### Listed entries ###
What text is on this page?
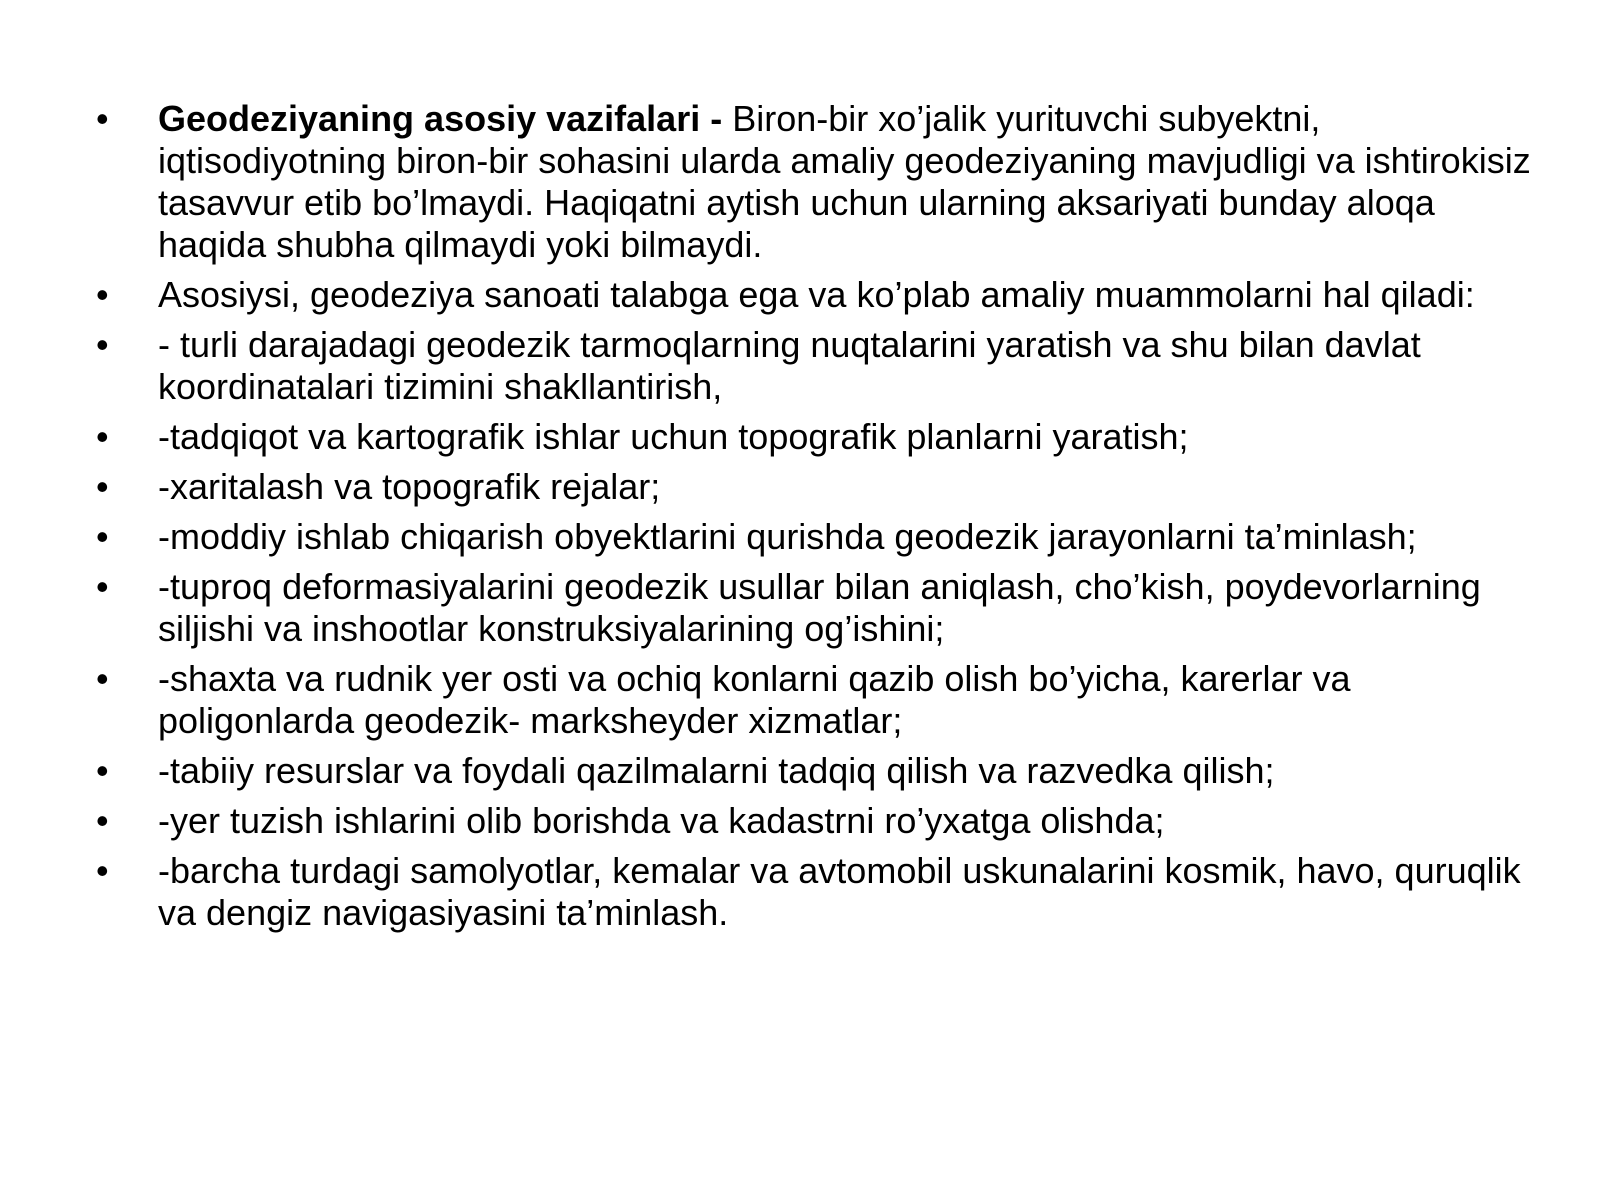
• Geodeziyaning asosiy vazifalari - Biron-bir xo’jalik yurituvchi subyektni, iqtisodiyotning biron-bir sohasini ularda amaliy geodeziyaning mavjudligi va ishtirokisiz tasavvur etib bo’lmaydi. Haqiqatni aytish uchun ularning aksariyati bunday aloqa haqida shubha qilmaydi yoki bilmaydi.
• Asosiysi, geodeziya sanoati talabga ega va ko’plab amaliy muammolarni hal qiladi:
• - turli darajadagi geodezik tarmoqlarning nuqtalarini yaratish va shu bilan davlat koordinatalari tizimini shakllantirish,
• -tadqiqot va kartografik ishlar uchun topografik planlarni yaratish;
• -xaritalash va topografik rejalar;
• -moddiy ishlab chiqarish obyektlarini qurishda geodezik jarayonlarni ta’minlash;
• -tuproq deformasiyalarini geodezik usullar bilan aniqlash, cho’kish, poydevorlarning siljishi va inshootlar konstruksiyalarining og’ishini;
• -shaxta va rudnik yer osti va ochiq konlarni qazib olish bo’yicha, karerlar va poligonlarda geodezik- marksheyder xizmatlar;
• -tabiiy resurslar va foydali qazilmalarni tadqiq qilish va razvedka qilish;
• -yer tuzish ishlarini olib borishda va kadastrni ro’yxatga olishda;
• -barcha turdagi samolyotlar, kemalar va avtomobil uskunalarini kosmik, havo, quruqlik va dengiz navigasiyasini ta’minlash.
###
Task prompt: Show all lines from the records above where the word "yaratish" occurs.

Answer:
• - turli darajadagi geodezik tarmoqlarning nuqtalarini yaratish va shu bilan davlat koordinatalari tizimini shakllantirish,
• -tadqiqot va kartografik ishlar uchun topografik planlarni yaratish;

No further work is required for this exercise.